**Task objective:**
Each record should be copied exactly into the answer, and no picture should go with it.

┌─ Records shown

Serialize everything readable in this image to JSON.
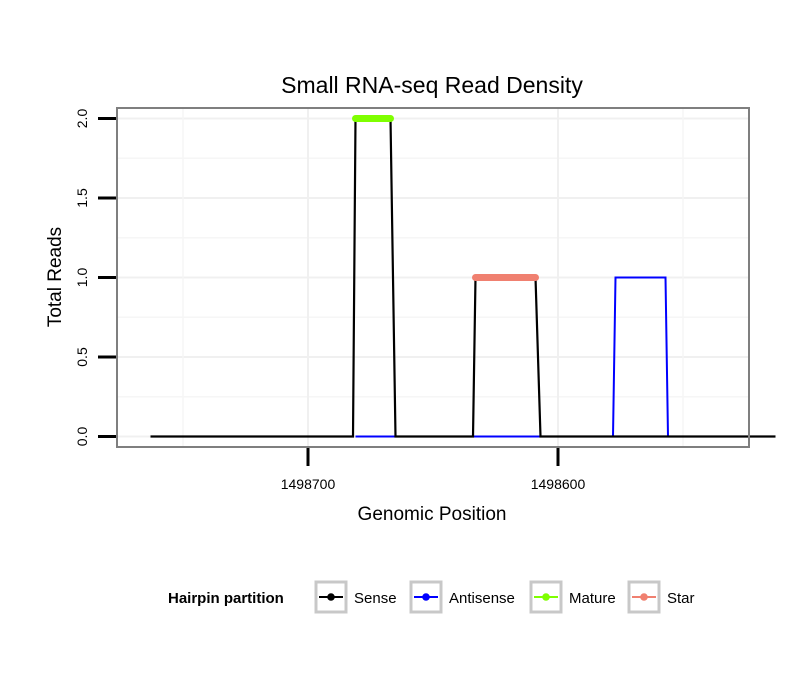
{
  "chart_data": {
    "type": "line",
    "title": "Small RNA-seq Read Density",
    "xlabel": "Genomic Position",
    "ylabel": "Total Reads",
    "x_reversed": true,
    "xlim": [
      1498776,
      1498524
    ],
    "ylim": [
      -0.06,
      2.06
    ],
    "x_ticks": [
      1498700,
      1498600
    ],
    "x_tick_labels": [
      "1498700",
      "1498600"
    ],
    "y_ticks": [
      0,
      0.5,
      1,
      1.5,
      2
    ],
    "y_tick_labels": [
      "0.0",
      "0.5",
      "1.0",
      "1.5",
      "2.0"
    ],
    "grid": true,
    "legend_title": "Hairpin partition",
    "legend_position": "bottom",
    "series": [
      {
        "name": "Sense",
        "color": "#000000",
        "points": [
          [
            1498763,
            0
          ],
          [
            1498682,
            0
          ],
          [
            1498681,
            2
          ],
          [
            1498667,
            2
          ],
          [
            1498665,
            0
          ],
          [
            1498634,
            0
          ],
          [
            1498633,
            1
          ],
          [
            1498609,
            1
          ],
          [
            1498607,
            0
          ],
          [
            1498513,
            0
          ]
        ]
      },
      {
        "name": "Antisense",
        "color": "#0000ff",
        "points": [
          [
            1498681,
            0
          ],
          [
            1498667,
            0
          ],
          [
            1498634,
            0
          ],
          [
            1498609,
            0
          ],
          [
            1498608,
            0
          ],
          [
            1498578,
            0
          ],
          [
            1498577,
            1
          ],
          [
            1498557,
            1
          ],
          [
            1498556,
            0
          ],
          [
            1498513,
            0
          ]
        ]
      },
      {
        "name": "Mature",
        "color": "#7fff00",
        "points": [
          [
            1498681,
            2
          ],
          [
            1498667,
            2
          ]
        ]
      },
      {
        "name": "Star",
        "color": "#f08070",
        "points": [
          [
            1498633,
            1
          ],
          [
            1498609,
            1
          ]
        ]
      }
    ]
  }
}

└─

**Solved problem:**
Serialize everything readable in this image to JSON.
{
  "chart_data": {
    "type": "line",
    "title": "Small RNA-seq Read Density",
    "xlabel": "Genomic Position",
    "ylabel": "Total Reads",
    "x_reversed": true,
    "xlim": [
      1498776,
      1498524
    ],
    "ylim": [
      -0.06,
      2.06
    ],
    "x_ticks": [
      1498700,
      1498600
    ],
    "x_tick_labels": [
      "1498700",
      "1498600"
    ],
    "y_ticks": [
      0,
      0.5,
      1,
      1.5,
      2
    ],
    "y_tick_labels": [
      "0.0",
      "0.5",
      "1.0",
      "1.5",
      "2.0"
    ],
    "grid": true,
    "legend_title": "Hairpin partition",
    "legend_position": "bottom",
    "series": [
      {
        "name": "Sense",
        "color": "#000000",
        "points": [
          [
            1498763,
            0
          ],
          [
            1498682,
            0
          ],
          [
            1498681,
            2
          ],
          [
            1498667,
            2
          ],
          [
            1498665,
            0
          ],
          [
            1498634,
            0
          ],
          [
            1498633,
            1
          ],
          [
            1498609,
            1
          ],
          [
            1498607,
            0
          ],
          [
            1498513,
            0
          ]
        ]
      },
      {
        "name": "Antisense",
        "color": "#0000ff",
        "points": [
          [
            1498681,
            0
          ],
          [
            1498667,
            0
          ],
          [
            1498634,
            0
          ],
          [
            1498609,
            0
          ],
          [
            1498608,
            0
          ],
          [
            1498578,
            0
          ],
          [
            1498577,
            1
          ],
          [
            1498557,
            1
          ],
          [
            1498556,
            0
          ],
          [
            1498513,
            0
          ]
        ]
      },
      {
        "name": "Mature",
        "color": "#7fff00",
        "points": [
          [
            1498681,
            2
          ],
          [
            1498667,
            2
          ]
        ]
      },
      {
        "name": "Star",
        "color": "#f08070",
        "points": [
          [
            1498633,
            1
          ],
          [
            1498609,
            1
          ]
        ]
      }
    ]
  }
}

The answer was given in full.